* **The request**: Leave out any pictures and transcribe all other data below exactly.

──────── Material provided

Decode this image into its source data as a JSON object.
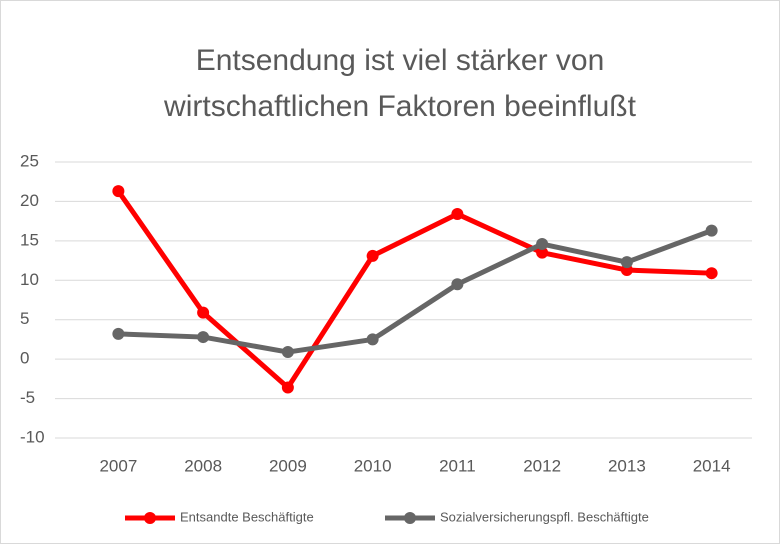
{
  "chart_data": {
    "type": "line",
    "title": [
      "Entsendung ist viel stärker von",
      "wirtschaftlichen Faktoren beeinflußt"
    ],
    "categories": [
      "2007",
      "2008",
      "2009",
      "2010",
      "2011",
      "2012",
      "2013",
      "2014"
    ],
    "series": [
      {
        "name": "Entsandte Beschäftigte",
        "color": "#ff0000",
        "values": [
          21.3,
          5.9,
          -3.6,
          13.1,
          18.4,
          13.5,
          11.3,
          10.9
        ]
      },
      {
        "name": "Sozialversicherungspfl. Beschäftigte",
        "color": "#666666",
        "values": [
          3.2,
          2.8,
          0.9,
          2.5,
          9.5,
          14.6,
          12.3,
          16.3
        ]
      }
    ],
    "ylim": [
      -10,
      25
    ],
    "yticks": [
      -10,
      -5,
      0,
      5,
      10,
      15,
      20,
      25
    ],
    "grid": true,
    "legend": "bottom"
  }
}
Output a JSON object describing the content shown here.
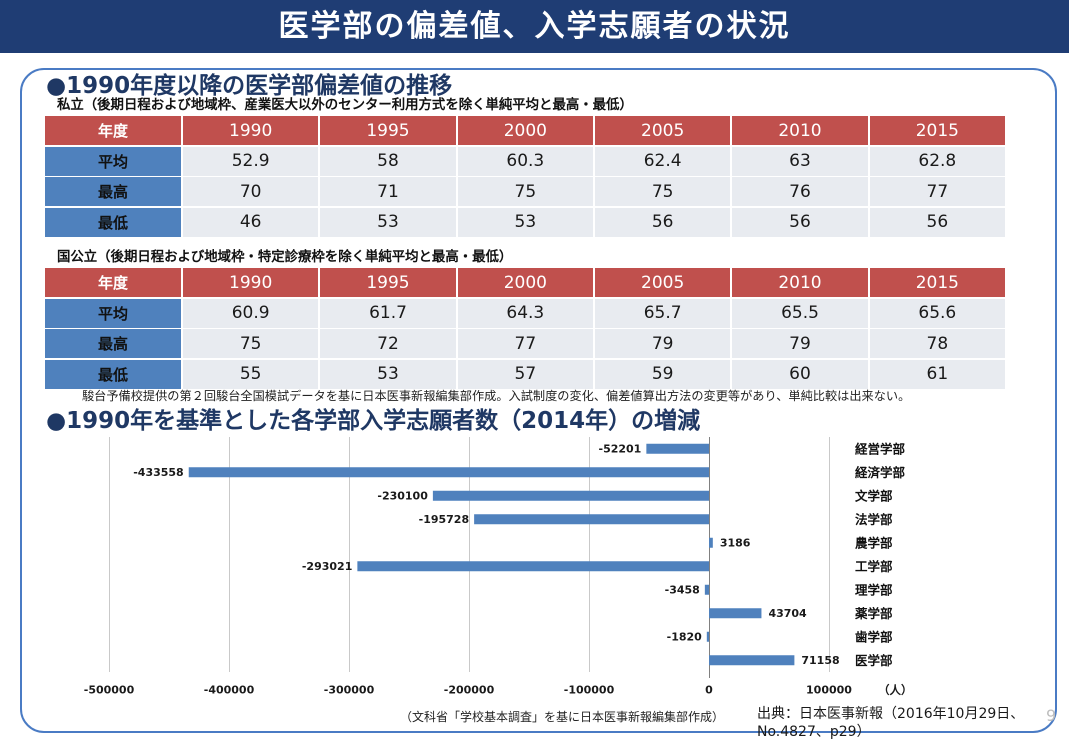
{
  "title": "医学部の偏差値、入学志願者の状況",
  "section1": {
    "heading": "●1990年度以降の医学部偏差値の推移",
    "note": "駿台予備校提供の第２回駿台全国模試データを基に日本医事新報編集部作成。入試制度の変化、偏差値算出方法の変更等があり、単純比較は出来ない。"
  },
  "section2": {
    "heading": "●1990年を基準とした各学部入学志願者数（2014年）の増減",
    "source_note": "（文科省「学校基本調査」を基に日本医事新報編集部作成）"
  },
  "citation": {
    "line1": "出典：日本医事新報（2016年10月29日、",
    "line2": "No.4827、p29）"
  },
  "page_number": "9",
  "colors": {
    "banner": "#1f3d74",
    "frame": "#4a7bc4",
    "heading": "#1f3864",
    "table_header": "#c0504d",
    "row_label": "#4f81bd",
    "table_cell": "#e8ebf0",
    "bar": "#4f81bd"
  },
  "chart_data": [
    {
      "type": "table",
      "caption": "私立（後期日程および地域枠、産業医大以外のセンター利用方式を除く単純平均と最高・最低）",
      "columns": [
        "年度",
        "1990",
        "1995",
        "2000",
        "2005",
        "2010",
        "2015"
      ],
      "rows": [
        {
          "label": "平均",
          "values": [
            52.9,
            58,
            60.3,
            62.4,
            63,
            62.8
          ]
        },
        {
          "label": "最高",
          "values": [
            70,
            71,
            75,
            75,
            76,
            77
          ]
        },
        {
          "label": "最低",
          "values": [
            46,
            53,
            53,
            56,
            56,
            56
          ]
        }
      ]
    },
    {
      "type": "table",
      "caption": "国公立（後期日程および地域枠・特定診療枠を除く単純平均と最高・最低）",
      "columns": [
        "年度",
        "1990",
        "1995",
        "2000",
        "2005",
        "2010",
        "2015"
      ],
      "rows": [
        {
          "label": "平均",
          "values": [
            60.9,
            61.7,
            64.3,
            65.7,
            65.5,
            65.6
          ]
        },
        {
          "label": "最高",
          "values": [
            75,
            72,
            77,
            79,
            79,
            78
          ]
        },
        {
          "label": "最低",
          "values": [
            55,
            53,
            57,
            59,
            60,
            61
          ]
        }
      ]
    },
    {
      "type": "bar",
      "orientation": "horizontal",
      "categories": [
        "経営学部",
        "経済学部",
        "文学部",
        "法学部",
        "農学部",
        "工学部",
        "理学部",
        "薬学部",
        "歯学部",
        "医学部"
      ],
      "values": [
        -52201,
        -433558,
        -230100,
        -195728,
        3186,
        -293021,
        -3458,
        43704,
        -1820,
        71158
      ],
      "xlabel": "（人）",
      "xlim": [
        -500000,
        100000
      ],
      "xticks": [
        -500000,
        -400000,
        -300000,
        -200000,
        -100000,
        0,
        100000
      ],
      "grid": true,
      "data_labels": true
    }
  ]
}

────────────────

* **Task response**:
Decode this image into its source data as a JSON object.
{
  "chart_data": {
    "type": "line",
    "title": [
      "Entsendung ist viel stärker von",
      "wirtschaftlichen Faktoren beeinflußt"
    ],
    "categories": [
      "2007",
      "2008",
      "2009",
      "2010",
      "2011",
      "2012",
      "2013",
      "2014"
    ],
    "series": [
      {
        "name": "Entsandte Beschäftigte",
        "color": "#ff0000",
        "values": [
          21.3,
          5.9,
          -3.6,
          13.1,
          18.4,
          13.5,
          11.3,
          10.9
        ]
      },
      {
        "name": "Sozialversicherungspfl. Beschäftigte",
        "color": "#666666",
        "values": [
          3.2,
          2.8,
          0.9,
          2.5,
          9.5,
          14.6,
          12.3,
          16.3
        ]
      }
    ],
    "ylim": [
      -10,
      25
    ],
    "yticks": [
      -10,
      -5,
      0,
      5,
      10,
      15,
      20,
      25
    ],
    "grid": true,
    "legend": "bottom"
  }
}
Output a JSON object describing the content shown here.
{
  "title": "医学部の偏差値、入学志願者の状況",
  "section1": {
    "heading": "●1990年度以降の医学部偏差値の推移",
    "note": "駿台予備校提供の第２回駿台全国模試データを基に日本医事新報編集部作成。入試制度の変化、偏差値算出方法の変更等があり、単純比較は出来ない。"
  },
  "section2": {
    "heading": "●1990年を基準とした各学部入学志願者数（2014年）の増減",
    "source_note": "（文科省「学校基本調査」を基に日本医事新報編集部作成）"
  },
  "citation": {
    "line1": "出典：日本医事新報（2016年10月29日、",
    "line2": "No.4827、p29）"
  },
  "page_number": "9",
  "colors": {
    "banner": "#1f3d74",
    "frame": "#4a7bc4",
    "heading": "#1f3864",
    "table_header": "#c0504d",
    "row_label": "#4f81bd",
    "table_cell": "#e8ebf0",
    "bar": "#4f81bd"
  },
  "chart_data": [
    {
      "type": "table",
      "caption": "私立（後期日程および地域枠、産業医大以外のセンター利用方式を除く単純平均と最高・最低）",
      "columns": [
        "年度",
        "1990",
        "1995",
        "2000",
        "2005",
        "2010",
        "2015"
      ],
      "rows": [
        {
          "label": "平均",
          "values": [
            52.9,
            58,
            60.3,
            62.4,
            63,
            62.8
          ]
        },
        {
          "label": "最高",
          "values": [
            70,
            71,
            75,
            75,
            76,
            77
          ]
        },
        {
          "label": "最低",
          "values": [
            46,
            53,
            53,
            56,
            56,
            56
          ]
        }
      ]
    },
    {
      "type": "table",
      "caption": "国公立（後期日程および地域枠・特定診療枠を除く単純平均と最高・最低）",
      "columns": [
        "年度",
        "1990",
        "1995",
        "2000",
        "2005",
        "2010",
        "2015"
      ],
      "rows": [
        {
          "label": "平均",
          "values": [
            60.9,
            61.7,
            64.3,
            65.7,
            65.5,
            65.6
          ]
        },
        {
          "label": "最高",
          "values": [
            75,
            72,
            77,
            79,
            79,
            78
          ]
        },
        {
          "label": "最低",
          "values": [
            55,
            53,
            57,
            59,
            60,
            61
          ]
        }
      ]
    },
    {
      "type": "bar",
      "orientation": "horizontal",
      "categories": [
        "経営学部",
        "経済学部",
        "文学部",
        "法学部",
        "農学部",
        "工学部",
        "理学部",
        "薬学部",
        "歯学部",
        "医学部"
      ],
      "values": [
        -52201,
        -433558,
        -230100,
        -195728,
        3186,
        -293021,
        -3458,
        43704,
        -1820,
        71158
      ],
      "xlabel": "（人）",
      "xlim": [
        -500000,
        100000
      ],
      "xticks": [
        -500000,
        -400000,
        -300000,
        -200000,
        -100000,
        0,
        100000
      ],
      "grid": true,
      "data_labels": true
    }
  ]
}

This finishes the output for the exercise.